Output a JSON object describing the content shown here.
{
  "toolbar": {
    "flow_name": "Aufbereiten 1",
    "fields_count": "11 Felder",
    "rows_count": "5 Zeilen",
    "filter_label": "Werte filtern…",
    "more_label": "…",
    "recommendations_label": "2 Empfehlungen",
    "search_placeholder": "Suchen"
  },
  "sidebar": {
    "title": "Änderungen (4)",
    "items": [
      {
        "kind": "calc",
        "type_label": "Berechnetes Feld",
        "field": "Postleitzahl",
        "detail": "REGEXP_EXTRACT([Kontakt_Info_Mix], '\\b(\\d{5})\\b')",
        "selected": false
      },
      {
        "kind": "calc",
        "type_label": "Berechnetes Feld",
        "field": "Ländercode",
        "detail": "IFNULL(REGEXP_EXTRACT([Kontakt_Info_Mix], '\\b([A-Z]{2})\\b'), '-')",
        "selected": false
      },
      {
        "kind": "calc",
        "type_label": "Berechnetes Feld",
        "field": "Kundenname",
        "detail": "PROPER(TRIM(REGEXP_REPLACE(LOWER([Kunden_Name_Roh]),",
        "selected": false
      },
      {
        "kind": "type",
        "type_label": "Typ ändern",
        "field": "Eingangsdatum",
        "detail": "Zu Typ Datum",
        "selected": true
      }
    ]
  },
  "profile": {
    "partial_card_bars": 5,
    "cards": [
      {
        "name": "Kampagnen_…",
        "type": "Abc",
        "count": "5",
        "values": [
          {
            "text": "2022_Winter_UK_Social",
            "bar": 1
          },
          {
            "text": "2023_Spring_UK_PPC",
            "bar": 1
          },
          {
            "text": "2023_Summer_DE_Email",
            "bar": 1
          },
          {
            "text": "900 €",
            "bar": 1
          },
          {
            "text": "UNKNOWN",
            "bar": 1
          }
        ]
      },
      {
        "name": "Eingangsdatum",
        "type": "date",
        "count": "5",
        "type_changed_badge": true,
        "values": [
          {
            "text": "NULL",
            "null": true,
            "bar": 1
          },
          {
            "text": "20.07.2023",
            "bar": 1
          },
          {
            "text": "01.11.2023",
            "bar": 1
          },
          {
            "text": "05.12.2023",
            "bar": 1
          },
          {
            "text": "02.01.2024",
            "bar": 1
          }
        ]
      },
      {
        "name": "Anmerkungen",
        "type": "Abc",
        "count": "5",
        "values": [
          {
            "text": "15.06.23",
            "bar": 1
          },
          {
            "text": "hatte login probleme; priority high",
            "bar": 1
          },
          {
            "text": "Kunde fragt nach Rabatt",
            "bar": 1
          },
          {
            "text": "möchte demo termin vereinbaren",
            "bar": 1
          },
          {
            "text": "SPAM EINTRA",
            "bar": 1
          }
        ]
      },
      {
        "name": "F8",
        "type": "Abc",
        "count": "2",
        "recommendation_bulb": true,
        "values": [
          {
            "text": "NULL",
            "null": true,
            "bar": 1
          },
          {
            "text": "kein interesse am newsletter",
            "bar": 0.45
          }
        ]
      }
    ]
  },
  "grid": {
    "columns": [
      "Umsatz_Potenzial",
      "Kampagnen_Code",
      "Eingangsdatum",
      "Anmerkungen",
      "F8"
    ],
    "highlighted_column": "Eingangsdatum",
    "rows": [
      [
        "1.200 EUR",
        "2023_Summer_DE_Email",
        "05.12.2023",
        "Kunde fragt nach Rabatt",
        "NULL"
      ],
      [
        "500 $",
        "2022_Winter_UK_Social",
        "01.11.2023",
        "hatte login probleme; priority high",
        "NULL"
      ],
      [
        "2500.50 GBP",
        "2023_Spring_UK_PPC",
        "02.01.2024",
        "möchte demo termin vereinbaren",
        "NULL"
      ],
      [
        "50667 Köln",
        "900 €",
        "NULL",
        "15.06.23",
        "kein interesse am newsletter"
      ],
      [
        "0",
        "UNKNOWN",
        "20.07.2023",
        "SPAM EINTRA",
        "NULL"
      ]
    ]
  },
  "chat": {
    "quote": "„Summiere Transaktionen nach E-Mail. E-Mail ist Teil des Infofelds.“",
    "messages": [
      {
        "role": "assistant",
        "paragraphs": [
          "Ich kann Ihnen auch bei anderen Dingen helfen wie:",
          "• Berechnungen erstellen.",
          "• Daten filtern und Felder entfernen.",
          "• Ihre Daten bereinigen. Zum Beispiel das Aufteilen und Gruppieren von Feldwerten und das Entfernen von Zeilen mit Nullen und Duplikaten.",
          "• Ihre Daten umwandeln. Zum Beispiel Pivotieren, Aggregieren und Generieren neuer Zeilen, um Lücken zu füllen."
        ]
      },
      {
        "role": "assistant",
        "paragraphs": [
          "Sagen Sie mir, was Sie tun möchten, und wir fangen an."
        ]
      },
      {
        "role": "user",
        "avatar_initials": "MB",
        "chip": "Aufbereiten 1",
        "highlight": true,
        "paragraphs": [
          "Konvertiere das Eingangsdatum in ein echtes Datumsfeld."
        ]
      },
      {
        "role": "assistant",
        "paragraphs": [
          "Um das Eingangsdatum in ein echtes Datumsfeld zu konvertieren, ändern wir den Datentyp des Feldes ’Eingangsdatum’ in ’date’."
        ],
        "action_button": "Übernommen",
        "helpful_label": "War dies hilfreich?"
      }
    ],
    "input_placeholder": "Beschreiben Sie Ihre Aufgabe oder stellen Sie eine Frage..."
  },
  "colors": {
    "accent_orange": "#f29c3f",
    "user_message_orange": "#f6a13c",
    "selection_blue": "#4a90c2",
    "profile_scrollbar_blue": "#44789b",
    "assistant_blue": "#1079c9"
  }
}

------------------------------------

Task brief - Transcribe the whole listing with nothing added or left out.

The result -
Output a JSON object describing the content shown here.
{
  "toolbar": {
    "flow_name": "Aufbereiten 1",
    "fields_count": "11 Felder",
    "rows_count": "5 Zeilen",
    "filter_label": "Werte filtern…",
    "more_label": "…",
    "recommendations_label": "2 Empfehlungen",
    "search_placeholder": "Suchen"
  },
  "sidebar": {
    "title": "Änderungen (4)",
    "items": [
      {
        "kind": "calc",
        "type_label": "Berechnetes Feld",
        "field": "Postleitzahl",
        "detail": "REGEXP_EXTRACT([Kontakt_Info_Mix], '\\b(\\d{5})\\b')",
        "selected": false
      },
      {
        "kind": "calc",
        "type_label": "Berechnetes Feld",
        "field": "Ländercode",
        "detail": "IFNULL(REGEXP_EXTRACT([Kontakt_Info_Mix], '\\b([A-Z]{2})\\b'), '-')",
        "selected": false
      },
      {
        "kind": "calc",
        "type_label": "Berechnetes Feld",
        "field": "Kundenname",
        "detail": "PROPER(TRIM(REGEXP_REPLACE(LOWER([Kunden_Name_Roh]),",
        "selected": false
      },
      {
        "kind": "type",
        "type_label": "Typ ändern",
        "field": "Eingangsdatum",
        "detail": "Zu Typ Datum",
        "selected": true
      }
    ]
  },
  "profile": {
    "partial_card_bars": 5,
    "cards": [
      {
        "name": "Kampagnen_…",
        "type": "Abc",
        "count": "5",
        "values": [
          {
            "text": "2022_Winter_UK_Social",
            "bar": 1
          },
          {
            "text": "2023_Spring_UK_PPC",
            "bar": 1
          },
          {
            "text": "2023_Summer_DE_Email",
            "bar": 1
          },
          {
            "text": "900 €",
            "bar": 1
          },
          {
            "text": "UNKNOWN",
            "bar": 1
          }
        ]
      },
      {
        "name": "Eingangsdatum",
        "type": "date",
        "count": "5",
        "type_changed_badge": true,
        "values": [
          {
            "text": "NULL",
            "null": true,
            "bar": 1
          },
          {
            "text": "20.07.2023",
            "bar": 1
          },
          {
            "text": "01.11.2023",
            "bar": 1
          },
          {
            "text": "05.12.2023",
            "bar": 1
          },
          {
            "text": "02.01.2024",
            "bar": 1
          }
        ]
      },
      {
        "name": "Anmerkungen",
        "type": "Abc",
        "count": "5",
        "values": [
          {
            "text": "15.06.23",
            "bar": 1
          },
          {
            "text": "hatte login probleme; priority high",
            "bar": 1
          },
          {
            "text": "Kunde fragt nach Rabatt",
            "bar": 1
          },
          {
            "text": "möchte demo termin vereinbaren",
            "bar": 1
          },
          {
            "text": "SPAM EINTRA",
            "bar": 1
          }
        ]
      },
      {
        "name": "F8",
        "type": "Abc",
        "count": "2",
        "recommendation_bulb": true,
        "values": [
          {
            "text": "NULL",
            "null": true,
            "bar": 1
          },
          {
            "text": "kein interesse am newsletter",
            "bar": 0.45
          }
        ]
      }
    ]
  },
  "grid": {
    "columns": [
      "Umsatz_Potenzial",
      "Kampagnen_Code",
      "Eingangsdatum",
      "Anmerkungen",
      "F8"
    ],
    "highlighted_column": "Eingangsdatum",
    "rows": [
      [
        "1.200 EUR",
        "2023_Summer_DE_Email",
        "05.12.2023",
        "Kunde fragt nach Rabatt",
        "NULL"
      ],
      [
        "500 $",
        "2022_Winter_UK_Social",
        "01.11.2023",
        "hatte login probleme; priority high",
        "NULL"
      ],
      [
        "2500.50 GBP",
        "2023_Spring_UK_PPC",
        "02.01.2024",
        "möchte demo termin vereinbaren",
        "NULL"
      ],
      [
        "50667 Köln",
        "900 €",
        "NULL",
        "15.06.23",
        "kein interesse am newsletter"
      ],
      [
        "0",
        "UNKNOWN",
        "20.07.2023",
        "SPAM EINTRA",
        "NULL"
      ]
    ]
  },
  "chat": {
    "quote": "„Summiere Transaktionen nach E-Mail. E-Mail ist Teil des Infofelds.“",
    "messages": [
      {
        "role": "assistant",
        "paragraphs": [
          "Ich kann Ihnen auch bei anderen Dingen helfen wie:",
          "• Berechnungen erstellen.",
          "• Daten filtern und Felder entfernen.",
          "• Ihre Daten bereinigen. Zum Beispiel das Aufteilen und Gruppieren von Feldwerten und das Entfernen von Zeilen mit Nullen und Duplikaten.",
          "• Ihre Daten umwandeln. Zum Beispiel Pivotieren, Aggregieren und Generieren neuer Zeilen, um Lücken zu füllen."
        ]
      },
      {
        "role": "assistant",
        "paragraphs": [
          "Sagen Sie mir, was Sie tun möchten, und wir fangen an."
        ]
      },
      {
        "role": "user",
        "avatar_initials": "MB",
        "chip": "Aufbereiten 1",
        "highlight": true,
        "paragraphs": [
          "Konvertiere das Eingangsdatum in ein echtes Datumsfeld."
        ]
      },
      {
        "role": "assistant",
        "paragraphs": [
          "Um das Eingangsdatum in ein echtes Datumsfeld zu konvertieren, ändern wir den Datentyp des Feldes ’Eingangsdatum’ in ’date’."
        ],
        "action_button": "Übernommen",
        "helpful_label": "War dies hilfreich?"
      }
    ],
    "input_placeholder": "Beschreiben Sie Ihre Aufgabe oder stellen Sie eine Frage..."
  },
  "colors": {
    "accent_orange": "#f29c3f",
    "user_message_orange": "#f6a13c",
    "selection_blue": "#4a90c2",
    "profile_scrollbar_blue": "#44789b",
    "assistant_blue": "#1079c9"
  }
}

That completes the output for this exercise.